[BRIEF 1] Summarize the abstract on vesicle fusion latency in two sentences.
[BRIEF 2] According to the abstract on vesicle fusion latency, what early fusion probability is the mechanochemical attempt frequency calibrated to reproduce?

[READING PASSAGE]

Quantum Tunneling-Gated Vesicle Fusion: Proton-Coupled Electron Transfer and Mechanical Barrier Softening Shape Neurotransmitter Release Latency

Neurotransmitter release in neurons requires synaptic vesicles to fuse rapidly with the presynaptic membrane after calcium entry, yet single-vesicle recordings show highly heterogeneous latency distributions with both fast events and long heavy tails. Most existing models fit these data empirically without mechanistic grounding. We introduce a \emph{quantum--mechanochemical model} in which an initial \emph{proton--coupled electron transfer} (PCET) step, governed by quantum tunneling, primes the vesicle for fusion, while a subsequent \emph{time-dependent mechanical barrier softening} drives the final membrane merger. The scheme consists of three states: a closed SNARE complex ($C$) that activates through PCET ($k_{1}^{\mathrm{H/D}}$), a primed intermediate ($P$) that undergoes mechanical gating with an aging rate $\eta$ and forward rate $k_{2}(t)$, and a reversible slip-back process ($k_{-1}(t)$) that sustains long-latency events. The PCET step is described by a Marcus-type tunneling expression with isotope-dependent mass terms, enabling direct prediction of the kinetic isotope effect (KIE) between protiated and deuterated conditions. Structural heterogeneity is included via a distribution of donor--acceptor distances. By calibrating the mechanochemical attempt frequency $\gamma$ to reproduce the typical early fusion probability ($P[0\!-\!5~\mathrm{ms}]^{\mathrm H} \approx 0.20$), the model generates latency probability density functions (PDFs), cumulative distributions (CDFs), and hazard rates consistent with experimental observations. Parameter sweeps show how tunneling decay ($\beta_\mathrm{tun}$) controls the KIE magnitude, while mechanical aging and back reaction redistribute early versus late events. This \emph{quantum--mechanical and force-activated framework} provides a physically interpretable, testable alternative to purely empirical fits for single-vesicle fusion latency in neurons.

(Stored data)
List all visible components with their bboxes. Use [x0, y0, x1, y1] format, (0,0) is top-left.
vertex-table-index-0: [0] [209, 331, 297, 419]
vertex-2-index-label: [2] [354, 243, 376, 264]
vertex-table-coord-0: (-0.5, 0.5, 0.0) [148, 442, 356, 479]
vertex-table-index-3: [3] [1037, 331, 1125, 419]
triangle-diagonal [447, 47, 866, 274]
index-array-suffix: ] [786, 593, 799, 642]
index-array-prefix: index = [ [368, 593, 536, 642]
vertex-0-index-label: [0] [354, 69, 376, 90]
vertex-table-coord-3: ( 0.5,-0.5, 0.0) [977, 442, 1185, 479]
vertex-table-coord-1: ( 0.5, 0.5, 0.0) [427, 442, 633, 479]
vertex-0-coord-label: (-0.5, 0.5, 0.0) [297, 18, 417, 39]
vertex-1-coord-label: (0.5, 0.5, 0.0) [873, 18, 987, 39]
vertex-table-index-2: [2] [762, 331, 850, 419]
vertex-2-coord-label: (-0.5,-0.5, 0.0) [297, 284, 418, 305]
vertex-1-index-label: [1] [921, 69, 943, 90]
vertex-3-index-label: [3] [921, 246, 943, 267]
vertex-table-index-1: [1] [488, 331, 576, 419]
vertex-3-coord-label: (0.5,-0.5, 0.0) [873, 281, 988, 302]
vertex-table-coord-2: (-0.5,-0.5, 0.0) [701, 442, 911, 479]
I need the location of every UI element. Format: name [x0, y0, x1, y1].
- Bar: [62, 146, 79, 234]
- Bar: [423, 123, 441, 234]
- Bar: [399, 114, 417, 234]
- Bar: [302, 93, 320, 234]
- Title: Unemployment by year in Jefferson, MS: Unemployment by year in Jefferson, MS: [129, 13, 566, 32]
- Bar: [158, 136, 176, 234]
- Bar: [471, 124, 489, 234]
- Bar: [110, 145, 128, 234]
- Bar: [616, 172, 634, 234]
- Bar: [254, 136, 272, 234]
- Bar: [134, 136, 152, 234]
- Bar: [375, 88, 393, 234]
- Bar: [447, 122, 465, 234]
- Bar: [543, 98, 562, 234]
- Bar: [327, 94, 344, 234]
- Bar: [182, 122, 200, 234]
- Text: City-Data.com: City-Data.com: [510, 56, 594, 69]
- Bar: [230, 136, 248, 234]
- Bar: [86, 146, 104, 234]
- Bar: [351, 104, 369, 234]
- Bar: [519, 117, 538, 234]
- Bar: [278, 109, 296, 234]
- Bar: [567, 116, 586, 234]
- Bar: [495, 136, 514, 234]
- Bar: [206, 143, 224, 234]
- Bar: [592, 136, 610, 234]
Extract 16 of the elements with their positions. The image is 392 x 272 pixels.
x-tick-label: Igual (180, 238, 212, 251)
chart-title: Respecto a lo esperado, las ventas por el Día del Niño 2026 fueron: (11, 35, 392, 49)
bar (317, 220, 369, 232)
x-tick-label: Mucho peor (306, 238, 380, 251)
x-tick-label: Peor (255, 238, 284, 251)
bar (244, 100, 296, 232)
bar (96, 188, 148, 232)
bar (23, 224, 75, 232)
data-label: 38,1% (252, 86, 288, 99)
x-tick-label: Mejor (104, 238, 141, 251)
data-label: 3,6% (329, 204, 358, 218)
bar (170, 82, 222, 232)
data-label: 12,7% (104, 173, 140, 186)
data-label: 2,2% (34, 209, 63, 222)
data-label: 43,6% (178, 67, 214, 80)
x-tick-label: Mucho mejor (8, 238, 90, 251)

[FINAL ANSWER 1] Single-vesicle recordings show highly heterogeneous neurotransmitter release latencies, and most existing models fit these data only empirically. The abstract introduces a quantum–mechanochemical model in which a tunneling-governed proton-coupled electron transfer step primes the vesicle and time-dependent mechanical barrier softening drives the final membrane merger, producing latency distributions consistent with experimental observations and predicting a kinetic isotope effect.

[FINAL ANSWER 2] About 0.20 within the first 0 to 5 ms under protiated conditions.